##### Extract to read #####
Reuven Gevaryahu
Reuven Gevaryahu

Gevaryahu invested in solar panels when he evaluated them as “saving money and saving energy.”

When psychiatrist Dorit Ben-Ami and her husband (also a physician) moved back to Southfield last year after a few years away, they bought solar panels with battery storage for their new home.

Their reasons for getting solar power had everything to do with the health of the planet for humans and animals. She wanted to power their home with electrical energy produced by solar power, an essentially non-polluting source. Electrical energy produced by burning coal or other fossil fuels pollutes the air and contributes to global warming.  

Ben-Ami explains that this environmental concern is a basic Jewish value: “We are given stewardship of the Earth.”  

She finds proof in the Bible, which often asserts the connection between our moral behavior and what will happen to us environmentally. “If we are not behaving in a moral way, the Earth will reject us.” Furthermore, “Noah was requested to bring into the ark not only animals that are edible, but all animals.” 

We, like Noah, have responsibility for the environment. 

The potential to save money by lowering her bills from the electric company does not seem that great to Ben-Ami. The system has already reduced her electricity bill, but perhaps not enough to offset the initial cost. She says, “It was very expensive. I don’t think we’ll ever see the return on investment really.” 

But even so, going solar seems worth it to Ben-Ami. With battery storage, “we will have power for emergencies.” 

The power grid in Michigan is subject to sudden failures, often lasting several days. Homes with battery storage fed by a solar array can continue to provide electrical power for essential services even when the grid has failed. 

Beyond that, Ben-Ami values the way that solar power contributes to the health of the community. “Judaism is not just about the individual,” she says, adding that the Torah teaches us “how best a person can live in a society and a community, not just how to make the most as individuals.”

Coal-burning plants like the one in Monroe add to air pollution.
Coal-burning plants like the one in Monroe add to air pollution.
Saving Money, Energy

Reuven Gevaryahu has a different analysis for why he had solar panels installed at his Southfield home in 2020. Gevaryahu, a software engineer at Rocket Mortgage, describes himself as “a technology person.” He invested in solar panels when he evaluated them as “saving money and saving energy.” 

Reuven Gevaryahu installed solar panels on his Southfield house.
Reuven Gevaryahu installed solar panels on his Southfield house.

When he began investigating solar power, Gevaryahu set a test for deciding whether to make the change. “I want a 12-year deadline … If it won’t pay for itself for 12 years, it’s not worth doing. That was kind of my personal model. At first, I didn’t think it was possible.” 

At the end of 2019, when he calculated what DTE currently charged for electrical power,  how much more it planned to charge and what DTE paid to buy power from homes with solar panels, Gevaryahu decided that solar panels would indeed pay for his initial investment within 12 years.
##### Records supplied #####
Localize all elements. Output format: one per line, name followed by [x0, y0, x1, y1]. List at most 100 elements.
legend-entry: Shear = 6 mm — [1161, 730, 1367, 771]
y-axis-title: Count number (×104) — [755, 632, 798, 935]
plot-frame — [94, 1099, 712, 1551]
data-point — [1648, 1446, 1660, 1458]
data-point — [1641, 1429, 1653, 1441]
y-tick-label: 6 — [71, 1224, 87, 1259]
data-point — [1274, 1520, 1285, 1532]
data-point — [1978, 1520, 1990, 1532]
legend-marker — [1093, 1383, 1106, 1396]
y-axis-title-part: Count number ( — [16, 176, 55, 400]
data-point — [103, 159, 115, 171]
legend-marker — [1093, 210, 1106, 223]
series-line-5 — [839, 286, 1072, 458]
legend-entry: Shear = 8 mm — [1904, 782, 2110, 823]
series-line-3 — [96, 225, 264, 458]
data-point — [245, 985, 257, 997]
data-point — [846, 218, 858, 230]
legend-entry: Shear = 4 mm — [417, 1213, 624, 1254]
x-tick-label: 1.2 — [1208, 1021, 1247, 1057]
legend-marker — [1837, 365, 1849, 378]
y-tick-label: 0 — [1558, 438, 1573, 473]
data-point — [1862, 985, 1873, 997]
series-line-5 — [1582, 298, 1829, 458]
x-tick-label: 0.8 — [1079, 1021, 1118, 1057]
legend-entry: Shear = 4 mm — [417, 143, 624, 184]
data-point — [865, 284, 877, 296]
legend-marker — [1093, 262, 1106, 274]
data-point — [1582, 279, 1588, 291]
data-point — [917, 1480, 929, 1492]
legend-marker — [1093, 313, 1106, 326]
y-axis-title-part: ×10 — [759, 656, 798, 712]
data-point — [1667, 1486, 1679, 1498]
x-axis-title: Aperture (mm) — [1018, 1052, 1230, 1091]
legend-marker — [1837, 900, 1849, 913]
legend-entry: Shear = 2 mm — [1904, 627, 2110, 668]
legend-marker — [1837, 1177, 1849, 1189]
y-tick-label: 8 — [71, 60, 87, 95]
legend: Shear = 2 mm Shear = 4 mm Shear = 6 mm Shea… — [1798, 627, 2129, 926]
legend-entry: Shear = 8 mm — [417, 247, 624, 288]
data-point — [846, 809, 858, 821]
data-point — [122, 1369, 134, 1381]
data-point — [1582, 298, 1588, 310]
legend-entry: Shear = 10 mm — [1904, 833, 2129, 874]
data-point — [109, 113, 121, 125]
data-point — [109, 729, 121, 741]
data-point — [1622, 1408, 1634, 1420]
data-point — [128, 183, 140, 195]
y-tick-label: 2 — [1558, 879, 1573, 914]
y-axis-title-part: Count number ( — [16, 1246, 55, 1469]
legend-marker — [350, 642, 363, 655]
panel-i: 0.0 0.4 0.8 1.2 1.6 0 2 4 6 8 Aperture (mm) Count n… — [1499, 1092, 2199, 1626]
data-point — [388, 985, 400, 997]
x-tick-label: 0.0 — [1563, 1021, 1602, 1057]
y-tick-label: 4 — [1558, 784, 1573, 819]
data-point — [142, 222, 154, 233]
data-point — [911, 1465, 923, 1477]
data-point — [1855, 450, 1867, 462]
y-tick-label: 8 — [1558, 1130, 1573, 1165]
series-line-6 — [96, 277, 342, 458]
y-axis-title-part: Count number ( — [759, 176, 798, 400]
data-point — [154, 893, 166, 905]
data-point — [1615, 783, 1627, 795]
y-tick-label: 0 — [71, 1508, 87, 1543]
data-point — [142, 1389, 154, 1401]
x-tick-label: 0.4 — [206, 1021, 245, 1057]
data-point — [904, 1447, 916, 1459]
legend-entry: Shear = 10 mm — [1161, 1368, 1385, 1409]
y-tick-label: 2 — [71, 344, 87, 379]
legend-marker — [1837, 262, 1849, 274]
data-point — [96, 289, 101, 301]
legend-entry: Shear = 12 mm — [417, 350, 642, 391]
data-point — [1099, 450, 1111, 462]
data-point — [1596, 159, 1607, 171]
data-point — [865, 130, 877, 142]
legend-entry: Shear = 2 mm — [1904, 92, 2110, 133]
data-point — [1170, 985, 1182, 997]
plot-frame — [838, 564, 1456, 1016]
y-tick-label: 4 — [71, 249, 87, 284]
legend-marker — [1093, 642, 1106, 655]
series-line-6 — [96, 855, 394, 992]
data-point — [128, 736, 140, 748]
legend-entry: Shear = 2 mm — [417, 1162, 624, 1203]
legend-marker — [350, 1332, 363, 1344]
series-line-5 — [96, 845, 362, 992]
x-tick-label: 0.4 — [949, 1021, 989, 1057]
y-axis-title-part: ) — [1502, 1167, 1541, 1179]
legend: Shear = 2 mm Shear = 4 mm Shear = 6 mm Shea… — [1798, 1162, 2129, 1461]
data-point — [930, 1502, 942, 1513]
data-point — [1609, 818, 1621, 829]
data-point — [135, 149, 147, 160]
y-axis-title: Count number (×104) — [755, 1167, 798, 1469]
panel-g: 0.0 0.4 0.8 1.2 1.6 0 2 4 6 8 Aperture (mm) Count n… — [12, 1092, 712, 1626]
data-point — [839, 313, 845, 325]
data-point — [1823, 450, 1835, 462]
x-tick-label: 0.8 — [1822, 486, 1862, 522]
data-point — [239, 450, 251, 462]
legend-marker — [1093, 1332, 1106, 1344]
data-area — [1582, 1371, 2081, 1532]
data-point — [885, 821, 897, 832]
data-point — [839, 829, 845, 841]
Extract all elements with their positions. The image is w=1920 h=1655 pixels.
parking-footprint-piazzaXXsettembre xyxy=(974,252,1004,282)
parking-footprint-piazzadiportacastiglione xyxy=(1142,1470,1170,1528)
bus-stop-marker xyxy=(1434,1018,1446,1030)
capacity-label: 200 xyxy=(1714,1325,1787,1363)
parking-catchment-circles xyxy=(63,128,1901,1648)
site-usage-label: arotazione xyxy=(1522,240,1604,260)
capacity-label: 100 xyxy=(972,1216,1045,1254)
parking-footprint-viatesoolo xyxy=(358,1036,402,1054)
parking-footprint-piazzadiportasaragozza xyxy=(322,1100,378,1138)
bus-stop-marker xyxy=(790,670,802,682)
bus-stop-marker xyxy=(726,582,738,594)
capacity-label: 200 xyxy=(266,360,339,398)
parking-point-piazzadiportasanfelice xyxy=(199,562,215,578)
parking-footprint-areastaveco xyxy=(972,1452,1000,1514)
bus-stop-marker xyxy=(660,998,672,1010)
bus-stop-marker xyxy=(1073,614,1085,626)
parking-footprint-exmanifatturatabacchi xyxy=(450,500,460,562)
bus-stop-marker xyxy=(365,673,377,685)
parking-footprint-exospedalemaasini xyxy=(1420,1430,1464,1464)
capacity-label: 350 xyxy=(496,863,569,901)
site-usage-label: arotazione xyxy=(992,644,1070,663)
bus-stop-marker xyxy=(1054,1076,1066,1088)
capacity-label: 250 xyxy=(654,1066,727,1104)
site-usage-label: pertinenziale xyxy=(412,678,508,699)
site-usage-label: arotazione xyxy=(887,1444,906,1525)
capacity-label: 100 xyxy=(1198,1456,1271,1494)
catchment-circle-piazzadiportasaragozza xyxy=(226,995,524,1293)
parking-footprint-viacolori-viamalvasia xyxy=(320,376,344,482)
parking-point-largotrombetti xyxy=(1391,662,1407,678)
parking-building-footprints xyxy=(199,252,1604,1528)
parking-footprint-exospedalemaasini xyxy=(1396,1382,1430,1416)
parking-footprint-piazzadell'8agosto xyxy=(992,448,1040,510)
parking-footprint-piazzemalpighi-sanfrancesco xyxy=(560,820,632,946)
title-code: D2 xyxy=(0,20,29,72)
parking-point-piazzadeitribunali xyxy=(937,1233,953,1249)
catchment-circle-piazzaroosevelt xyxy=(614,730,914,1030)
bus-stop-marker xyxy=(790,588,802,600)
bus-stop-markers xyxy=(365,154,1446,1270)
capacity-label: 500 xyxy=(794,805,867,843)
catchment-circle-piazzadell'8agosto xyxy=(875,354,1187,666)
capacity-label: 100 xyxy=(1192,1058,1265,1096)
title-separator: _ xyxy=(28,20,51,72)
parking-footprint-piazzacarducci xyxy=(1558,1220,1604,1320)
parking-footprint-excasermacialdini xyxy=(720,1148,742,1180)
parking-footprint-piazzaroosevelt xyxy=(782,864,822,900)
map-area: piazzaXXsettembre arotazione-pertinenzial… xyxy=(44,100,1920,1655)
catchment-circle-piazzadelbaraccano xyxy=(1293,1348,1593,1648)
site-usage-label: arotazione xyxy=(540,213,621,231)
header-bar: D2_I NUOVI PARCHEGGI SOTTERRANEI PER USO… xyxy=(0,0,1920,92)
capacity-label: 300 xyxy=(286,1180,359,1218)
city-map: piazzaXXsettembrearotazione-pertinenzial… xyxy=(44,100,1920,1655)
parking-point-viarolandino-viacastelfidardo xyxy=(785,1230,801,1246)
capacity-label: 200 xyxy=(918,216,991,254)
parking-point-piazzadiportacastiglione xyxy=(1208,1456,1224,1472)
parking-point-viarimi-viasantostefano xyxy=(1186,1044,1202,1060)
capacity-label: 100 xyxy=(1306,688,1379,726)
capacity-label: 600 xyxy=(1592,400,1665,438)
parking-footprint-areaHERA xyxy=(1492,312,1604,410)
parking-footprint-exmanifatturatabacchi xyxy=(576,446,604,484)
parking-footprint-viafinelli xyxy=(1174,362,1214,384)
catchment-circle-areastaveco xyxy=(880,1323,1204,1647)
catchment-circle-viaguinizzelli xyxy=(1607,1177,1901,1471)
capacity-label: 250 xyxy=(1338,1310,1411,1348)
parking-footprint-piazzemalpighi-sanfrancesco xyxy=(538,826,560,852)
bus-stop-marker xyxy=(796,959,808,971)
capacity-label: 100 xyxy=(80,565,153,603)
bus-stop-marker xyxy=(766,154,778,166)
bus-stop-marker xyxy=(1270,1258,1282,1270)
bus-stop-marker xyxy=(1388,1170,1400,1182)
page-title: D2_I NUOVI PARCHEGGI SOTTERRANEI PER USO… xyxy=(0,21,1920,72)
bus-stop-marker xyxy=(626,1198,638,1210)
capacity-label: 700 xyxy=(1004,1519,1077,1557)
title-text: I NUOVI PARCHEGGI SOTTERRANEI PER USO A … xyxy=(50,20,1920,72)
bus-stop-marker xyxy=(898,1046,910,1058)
#####
### Work to complete
Continue the article about Southfield residents installing home solar panels, picking up right after its last sentence.

### Answer to this exercise
He feels pleased with the results: “So, here I am two years later and I am very satisfied with it performing pretty much exactly as modeled.”

As for environmental issues, Gevaryahu sees himself as “a lousy environmentalist, in that I’m not going to invest in something unless I see it having some sort of financial benefit to myself.” 

In this case, solar panels passed the test. Using the same test, Gevaryahu did not install battery storage, which he calculated would not pass his test: Batteries would not pay for themselves within 12 years. 

Despite his modesty about his environmental credentials, Gevaryahu has strong words about how Michigan generates electrical energy: “Drive down I-75 toward Ohio. You drive past that Monroe coal-burning power plant. That is the fourth largest coal-burning power plant in the United States,” he says. 

“Look at those smokestacks along the lake and that is what you’re breathing. A lot of the 20-whatever percent of power generated … is just burning coal right there in Monroe, Michigan. 

“And so, part of the idea of people generating power with solar is that you’re reducing the need for these kinds of polluting energy sources.”

As one who enjoys outdoors activities, Gevaryahu objects to having the fresh air of Michigan contaminated with pollutants from power plants that burn coal and gas. Even with scrubbers on their smokestacks, they contribute to respiratory problems for the people who have to breathe this air. He observes, dryly: “I like the ability to breathe, so the installation of solar helps with that.”

To explore getting solar panels for your home, John Richter, senior policy analyst at Great Lakes Renewable Energy Association, recommends joining the Michigan Solar Users Network Facebook group for up-to-date information. 

His first piece of advice when people want to install a solar system: Compare bids from several providers. 

The author installed solar panels on his garage in Oak Park.
The author installed solar panels on his garage in Oak Park.